**EXERCISE OBJECTIVE:** Repeat all of the material below exactly as written, images excluded.
START EXTRACTED INFORMATION
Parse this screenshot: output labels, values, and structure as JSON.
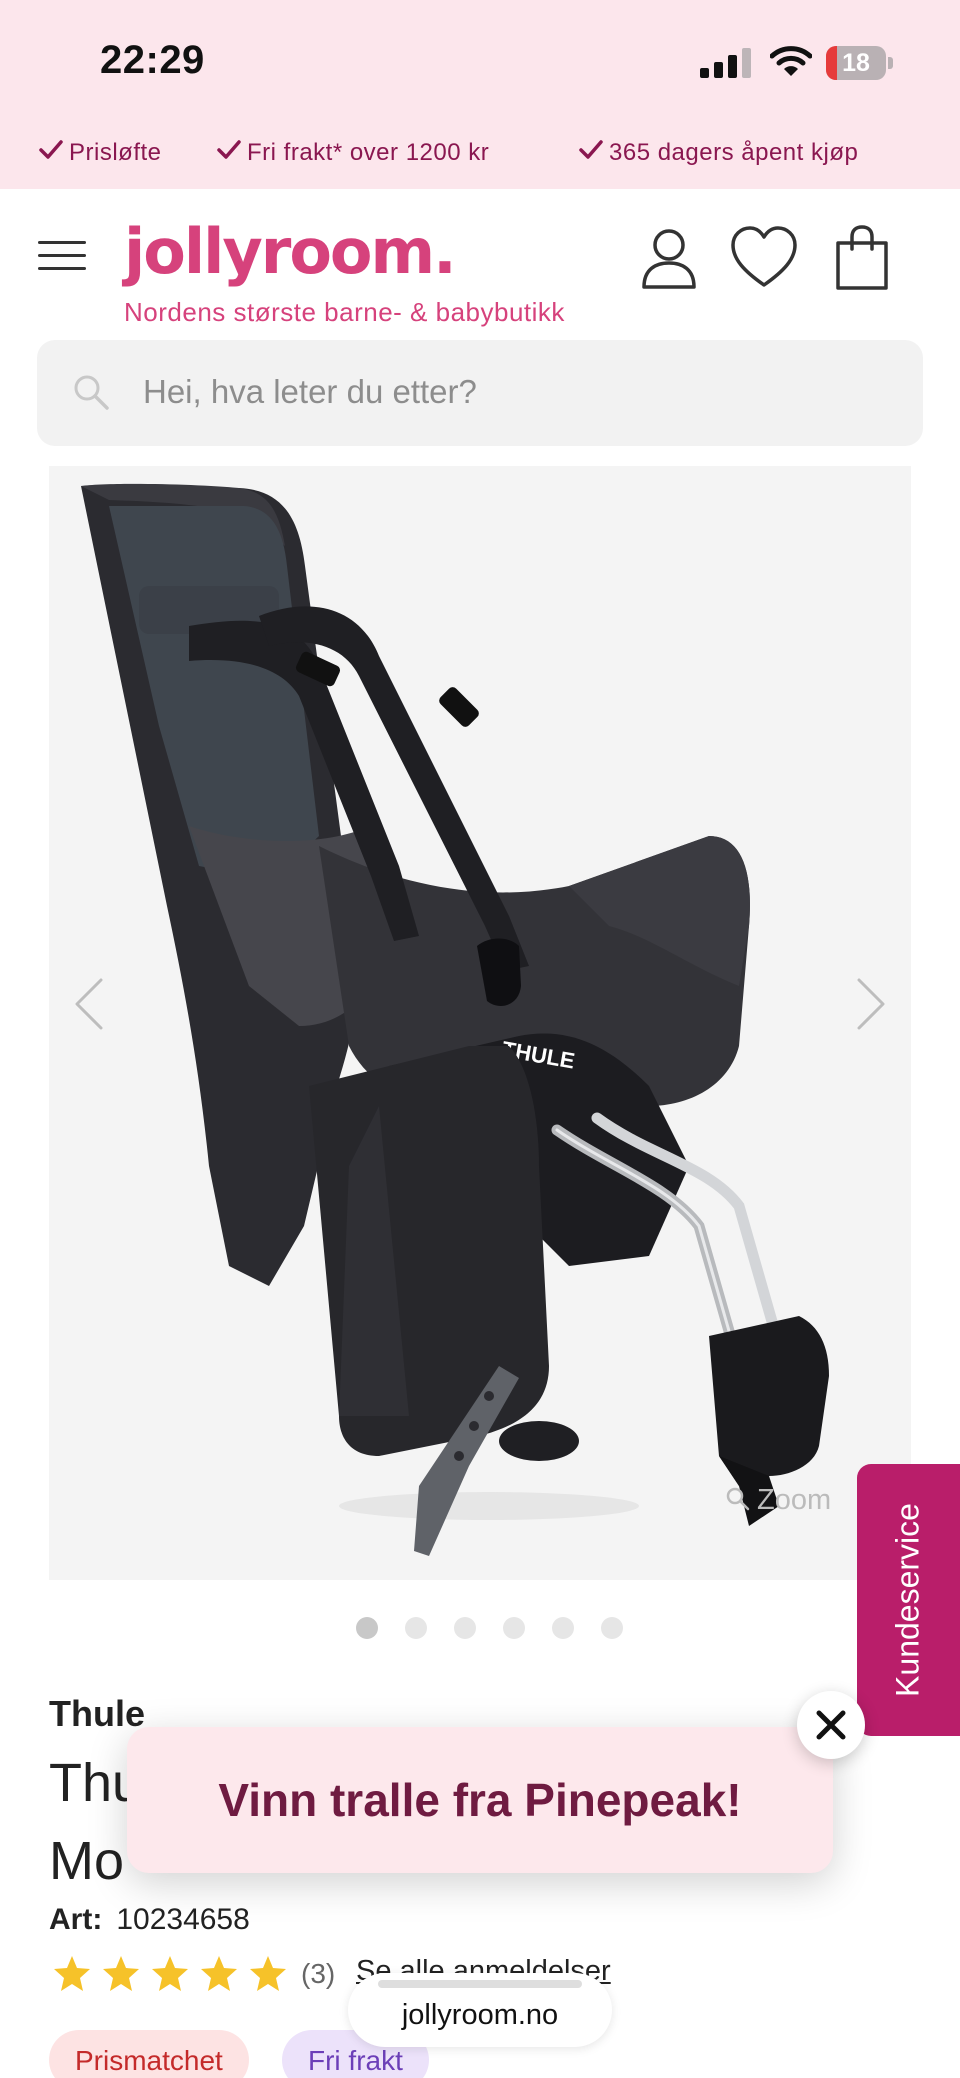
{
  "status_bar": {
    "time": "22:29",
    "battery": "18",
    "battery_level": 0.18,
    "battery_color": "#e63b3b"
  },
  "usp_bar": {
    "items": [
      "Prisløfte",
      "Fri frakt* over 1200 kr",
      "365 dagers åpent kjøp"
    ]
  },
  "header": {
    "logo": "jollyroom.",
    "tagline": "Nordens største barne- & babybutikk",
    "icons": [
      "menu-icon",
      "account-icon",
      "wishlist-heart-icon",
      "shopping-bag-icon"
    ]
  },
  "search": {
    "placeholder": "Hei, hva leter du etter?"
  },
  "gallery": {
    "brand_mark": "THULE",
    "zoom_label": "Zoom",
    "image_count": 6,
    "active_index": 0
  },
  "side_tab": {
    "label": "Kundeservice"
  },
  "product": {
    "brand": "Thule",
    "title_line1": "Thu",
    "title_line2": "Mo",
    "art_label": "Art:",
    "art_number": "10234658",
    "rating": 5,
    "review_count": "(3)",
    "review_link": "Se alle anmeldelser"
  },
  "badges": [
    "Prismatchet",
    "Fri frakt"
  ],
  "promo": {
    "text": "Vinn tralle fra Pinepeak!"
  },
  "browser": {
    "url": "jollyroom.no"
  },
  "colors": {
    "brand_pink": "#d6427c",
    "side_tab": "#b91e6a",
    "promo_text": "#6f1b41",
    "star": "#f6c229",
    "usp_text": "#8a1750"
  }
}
END EXTRACTED INFORMATION
**ANSWER:**
Parse this screenshot: output labels, values, and structure as JSON.
{
  "status_bar": {
    "time": "22:29",
    "battery": "18",
    "battery_level": 0.18,
    "battery_color": "#e63b3b"
  },
  "usp_bar": {
    "items": [
      "Prisløfte",
      "Fri frakt* over 1200 kr",
      "365 dagers åpent kjøp"
    ]
  },
  "header": {
    "logo": "jollyroom.",
    "tagline": "Nordens største barne- & babybutikk",
    "icons": [
      "menu-icon",
      "account-icon",
      "wishlist-heart-icon",
      "shopping-bag-icon"
    ]
  },
  "search": {
    "placeholder": "Hei, hva leter du etter?"
  },
  "gallery": {
    "brand_mark": "THULE",
    "zoom_label": "Zoom",
    "image_count": 6,
    "active_index": 0
  },
  "side_tab": {
    "label": "Kundeservice"
  },
  "product": {
    "brand": "Thule",
    "title_line1": "Thu",
    "title_line2": "Mo",
    "art_label": "Art:",
    "art_number": "10234658",
    "rating": 5,
    "review_count": "(3)",
    "review_link": "Se alle anmeldelser"
  },
  "badges": [
    "Prismatchet",
    "Fri frakt"
  ],
  "promo": {
    "text": "Vinn tralle fra Pinepeak!"
  },
  "browser": {
    "url": "jollyroom.no"
  },
  "colors": {
    "brand_pink": "#d6427c",
    "side_tab": "#b91e6a",
    "promo_text": "#6f1b41",
    "star": "#f6c229",
    "usp_text": "#8a1750"
  }
}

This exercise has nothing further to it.